-- start of Record list --
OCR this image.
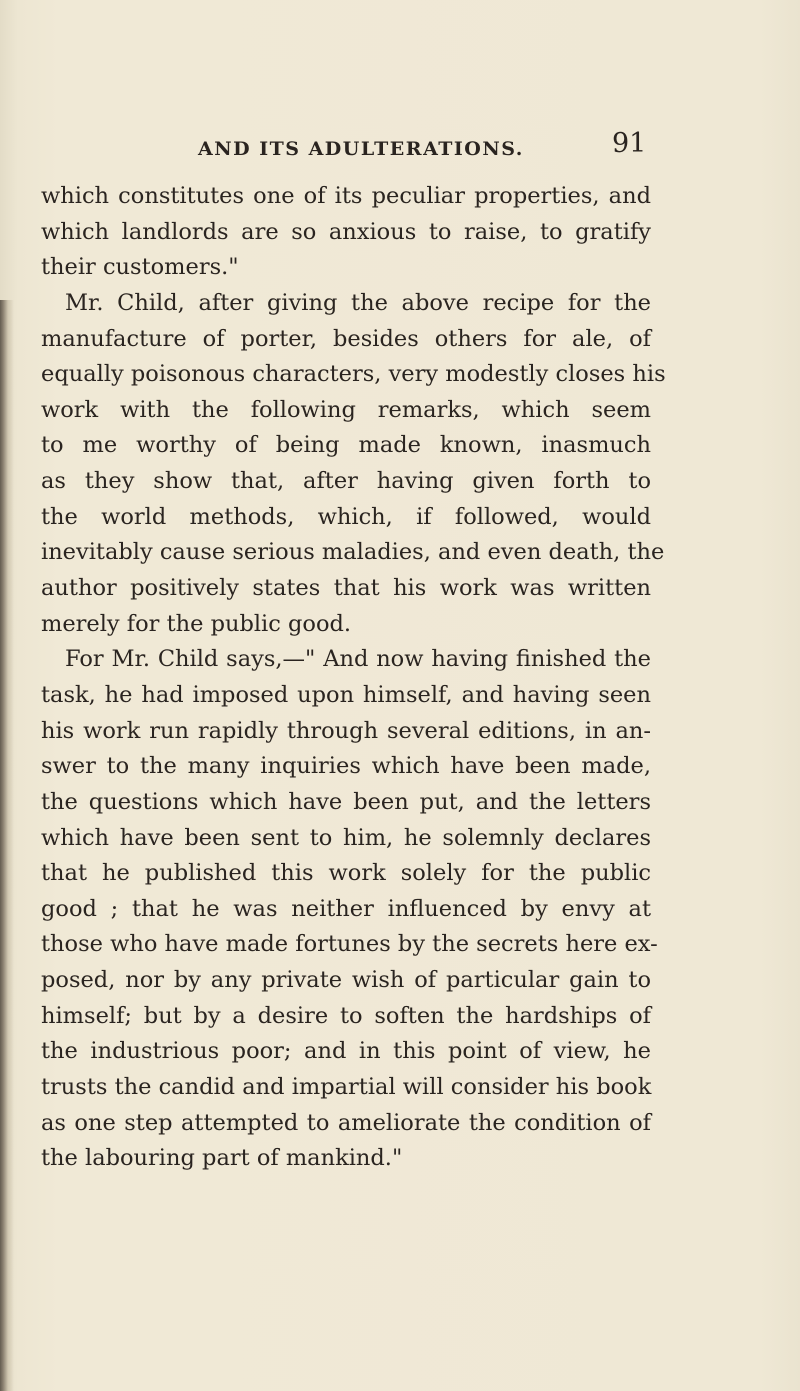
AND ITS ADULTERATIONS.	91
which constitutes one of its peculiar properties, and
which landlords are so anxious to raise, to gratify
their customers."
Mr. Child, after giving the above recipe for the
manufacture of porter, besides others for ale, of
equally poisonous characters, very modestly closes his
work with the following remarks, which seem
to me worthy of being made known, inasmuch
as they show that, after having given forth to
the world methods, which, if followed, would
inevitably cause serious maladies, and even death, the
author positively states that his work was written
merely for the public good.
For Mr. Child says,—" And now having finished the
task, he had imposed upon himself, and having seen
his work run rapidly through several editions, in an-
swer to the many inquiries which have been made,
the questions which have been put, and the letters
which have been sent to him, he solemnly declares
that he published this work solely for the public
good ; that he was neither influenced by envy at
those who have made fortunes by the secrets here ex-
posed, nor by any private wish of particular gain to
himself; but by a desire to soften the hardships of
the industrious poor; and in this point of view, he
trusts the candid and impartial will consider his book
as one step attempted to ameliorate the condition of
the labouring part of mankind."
-- end of Record list --
-- start of Record list --
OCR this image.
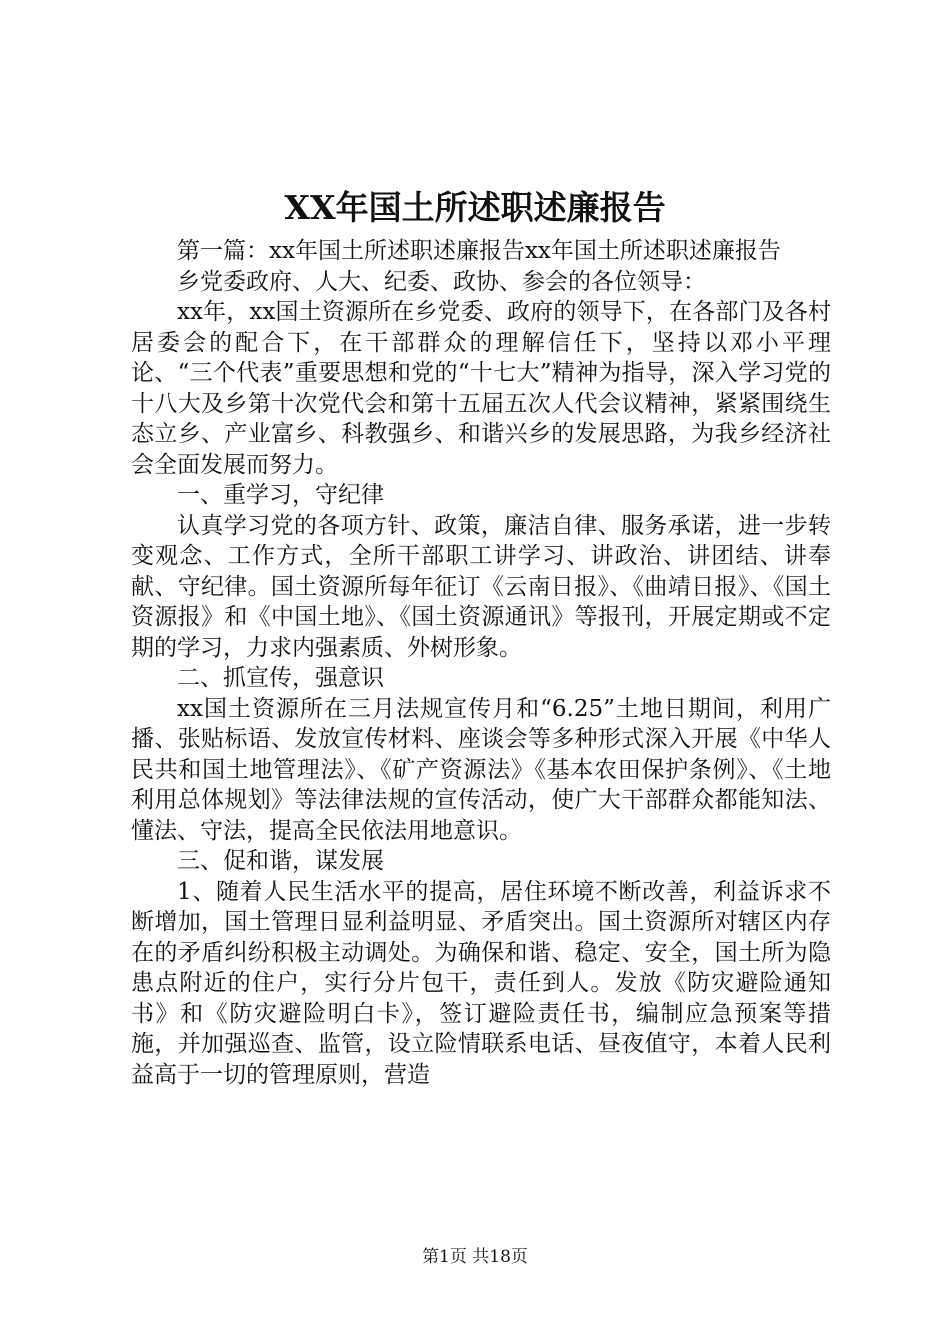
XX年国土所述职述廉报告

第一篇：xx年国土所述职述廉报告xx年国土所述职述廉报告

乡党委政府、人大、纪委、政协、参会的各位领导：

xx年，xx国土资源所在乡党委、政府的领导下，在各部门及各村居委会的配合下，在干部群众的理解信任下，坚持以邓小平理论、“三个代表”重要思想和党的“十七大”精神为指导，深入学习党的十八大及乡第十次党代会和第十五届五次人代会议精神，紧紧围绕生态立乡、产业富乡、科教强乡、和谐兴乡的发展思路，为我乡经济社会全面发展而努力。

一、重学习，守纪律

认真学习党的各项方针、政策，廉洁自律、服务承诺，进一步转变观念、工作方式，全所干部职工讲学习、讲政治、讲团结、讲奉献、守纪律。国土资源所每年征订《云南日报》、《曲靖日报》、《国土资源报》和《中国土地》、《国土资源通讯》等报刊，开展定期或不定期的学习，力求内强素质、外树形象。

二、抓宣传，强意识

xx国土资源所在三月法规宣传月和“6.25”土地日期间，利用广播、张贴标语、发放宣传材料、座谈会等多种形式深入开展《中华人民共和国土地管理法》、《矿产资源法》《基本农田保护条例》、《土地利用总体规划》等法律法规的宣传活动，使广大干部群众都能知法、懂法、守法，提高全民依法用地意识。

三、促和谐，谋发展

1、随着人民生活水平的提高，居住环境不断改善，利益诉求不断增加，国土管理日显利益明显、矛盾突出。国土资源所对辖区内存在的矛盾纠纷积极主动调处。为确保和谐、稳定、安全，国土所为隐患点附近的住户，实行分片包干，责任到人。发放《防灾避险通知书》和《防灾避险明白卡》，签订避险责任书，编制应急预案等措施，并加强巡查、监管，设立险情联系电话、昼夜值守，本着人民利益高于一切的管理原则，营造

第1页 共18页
-- end of Record list --
Pull every line containing "made" out of the records.

to me worthy of being made known, inasmuch
swer to the many inquiries which have been made,
those who have made fortunes by the secrets here ex-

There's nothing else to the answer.